- [Exercise directions]: The entries below should be given again exactly, minus their pictures.

--- START OF Supplied data ---

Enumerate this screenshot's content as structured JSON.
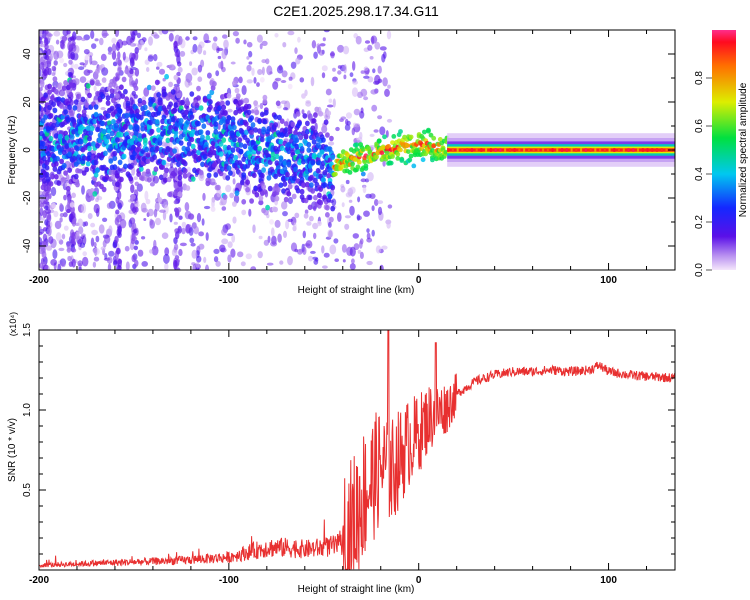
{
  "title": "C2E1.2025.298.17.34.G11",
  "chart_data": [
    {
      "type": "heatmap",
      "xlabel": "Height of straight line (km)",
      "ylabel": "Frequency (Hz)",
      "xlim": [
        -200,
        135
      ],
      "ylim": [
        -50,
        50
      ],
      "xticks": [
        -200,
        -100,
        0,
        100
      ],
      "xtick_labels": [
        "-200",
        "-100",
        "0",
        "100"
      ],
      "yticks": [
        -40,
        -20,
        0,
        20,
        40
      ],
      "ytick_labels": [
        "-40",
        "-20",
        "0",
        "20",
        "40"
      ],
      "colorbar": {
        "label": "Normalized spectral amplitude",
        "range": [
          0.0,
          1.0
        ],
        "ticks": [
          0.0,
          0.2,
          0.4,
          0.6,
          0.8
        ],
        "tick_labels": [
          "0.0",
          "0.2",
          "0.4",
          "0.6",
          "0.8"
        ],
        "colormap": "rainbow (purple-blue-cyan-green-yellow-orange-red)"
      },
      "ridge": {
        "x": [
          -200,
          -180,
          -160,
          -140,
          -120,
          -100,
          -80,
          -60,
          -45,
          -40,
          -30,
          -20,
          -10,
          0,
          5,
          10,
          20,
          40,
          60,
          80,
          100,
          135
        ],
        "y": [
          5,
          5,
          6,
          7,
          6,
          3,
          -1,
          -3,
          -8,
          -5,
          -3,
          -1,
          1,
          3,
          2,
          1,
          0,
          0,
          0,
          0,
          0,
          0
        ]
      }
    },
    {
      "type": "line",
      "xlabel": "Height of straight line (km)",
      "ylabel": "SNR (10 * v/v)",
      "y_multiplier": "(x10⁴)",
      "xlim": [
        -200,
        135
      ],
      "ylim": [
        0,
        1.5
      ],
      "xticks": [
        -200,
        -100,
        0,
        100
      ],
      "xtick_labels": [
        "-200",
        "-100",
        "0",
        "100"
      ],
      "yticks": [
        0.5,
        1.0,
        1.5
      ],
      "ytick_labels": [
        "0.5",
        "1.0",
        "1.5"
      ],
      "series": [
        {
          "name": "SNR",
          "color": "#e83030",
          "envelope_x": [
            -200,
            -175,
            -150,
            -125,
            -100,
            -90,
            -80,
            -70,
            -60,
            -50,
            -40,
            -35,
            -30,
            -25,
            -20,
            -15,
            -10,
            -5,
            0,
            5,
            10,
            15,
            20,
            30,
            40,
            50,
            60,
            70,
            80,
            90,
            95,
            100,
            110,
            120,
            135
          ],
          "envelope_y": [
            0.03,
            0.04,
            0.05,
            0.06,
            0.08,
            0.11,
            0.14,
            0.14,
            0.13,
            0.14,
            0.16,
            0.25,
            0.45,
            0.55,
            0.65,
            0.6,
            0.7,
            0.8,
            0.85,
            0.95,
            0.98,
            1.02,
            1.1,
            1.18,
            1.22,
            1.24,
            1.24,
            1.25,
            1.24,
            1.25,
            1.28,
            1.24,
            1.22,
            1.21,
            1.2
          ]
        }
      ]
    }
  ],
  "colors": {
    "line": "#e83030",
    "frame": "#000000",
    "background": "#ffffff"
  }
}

--- END OF Supplied data ---

- [Solution to this exercise]:
Enumerate this screenshot's content as structured JSON.
{
  "title": "C2E1.2025.298.17.34.G11",
  "chart_data": [
    {
      "type": "heatmap",
      "xlabel": "Height of straight line (km)",
      "ylabel": "Frequency (Hz)",
      "xlim": [
        -200,
        135
      ],
      "ylim": [
        -50,
        50
      ],
      "xticks": [
        -200,
        -100,
        0,
        100
      ],
      "xtick_labels": [
        "-200",
        "-100",
        "0",
        "100"
      ],
      "yticks": [
        -40,
        -20,
        0,
        20,
        40
      ],
      "ytick_labels": [
        "-40",
        "-20",
        "0",
        "20",
        "40"
      ],
      "colorbar": {
        "label": "Normalized spectral amplitude",
        "range": [
          0.0,
          1.0
        ],
        "ticks": [
          0.0,
          0.2,
          0.4,
          0.6,
          0.8
        ],
        "tick_labels": [
          "0.0",
          "0.2",
          "0.4",
          "0.6",
          "0.8"
        ],
        "colormap": "rainbow (purple-blue-cyan-green-yellow-orange-red)"
      },
      "ridge": {
        "x": [
          -200,
          -180,
          -160,
          -140,
          -120,
          -100,
          -80,
          -60,
          -45,
          -40,
          -30,
          -20,
          -10,
          0,
          5,
          10,
          20,
          40,
          60,
          80,
          100,
          135
        ],
        "y": [
          5,
          5,
          6,
          7,
          6,
          3,
          -1,
          -3,
          -8,
          -5,
          -3,
          -1,
          1,
          3,
          2,
          1,
          0,
          0,
          0,
          0,
          0,
          0
        ]
      }
    },
    {
      "type": "line",
      "xlabel": "Height of straight line (km)",
      "ylabel": "SNR (10 * v/v)",
      "y_multiplier": "(x10⁴)",
      "xlim": [
        -200,
        135
      ],
      "ylim": [
        0,
        1.5
      ],
      "xticks": [
        -200,
        -100,
        0,
        100
      ],
      "xtick_labels": [
        "-200",
        "-100",
        "0",
        "100"
      ],
      "yticks": [
        0.5,
        1.0,
        1.5
      ],
      "ytick_labels": [
        "0.5",
        "1.0",
        "1.5"
      ],
      "series": [
        {
          "name": "SNR",
          "color": "#e83030",
          "envelope_x": [
            -200,
            -175,
            -150,
            -125,
            -100,
            -90,
            -80,
            -70,
            -60,
            -50,
            -40,
            -35,
            -30,
            -25,
            -20,
            -15,
            -10,
            -5,
            0,
            5,
            10,
            15,
            20,
            30,
            40,
            50,
            60,
            70,
            80,
            90,
            95,
            100,
            110,
            120,
            135
          ],
          "envelope_y": [
            0.03,
            0.04,
            0.05,
            0.06,
            0.08,
            0.11,
            0.14,
            0.14,
            0.13,
            0.14,
            0.16,
            0.25,
            0.45,
            0.55,
            0.65,
            0.6,
            0.7,
            0.8,
            0.85,
            0.95,
            0.98,
            1.02,
            1.1,
            1.18,
            1.22,
            1.24,
            1.24,
            1.25,
            1.24,
            1.25,
            1.28,
            1.24,
            1.22,
            1.21,
            1.2
          ]
        }
      ]
    }
  ],
  "colors": {
    "line": "#e83030",
    "frame": "#000000",
    "background": "#ffffff"
  }
}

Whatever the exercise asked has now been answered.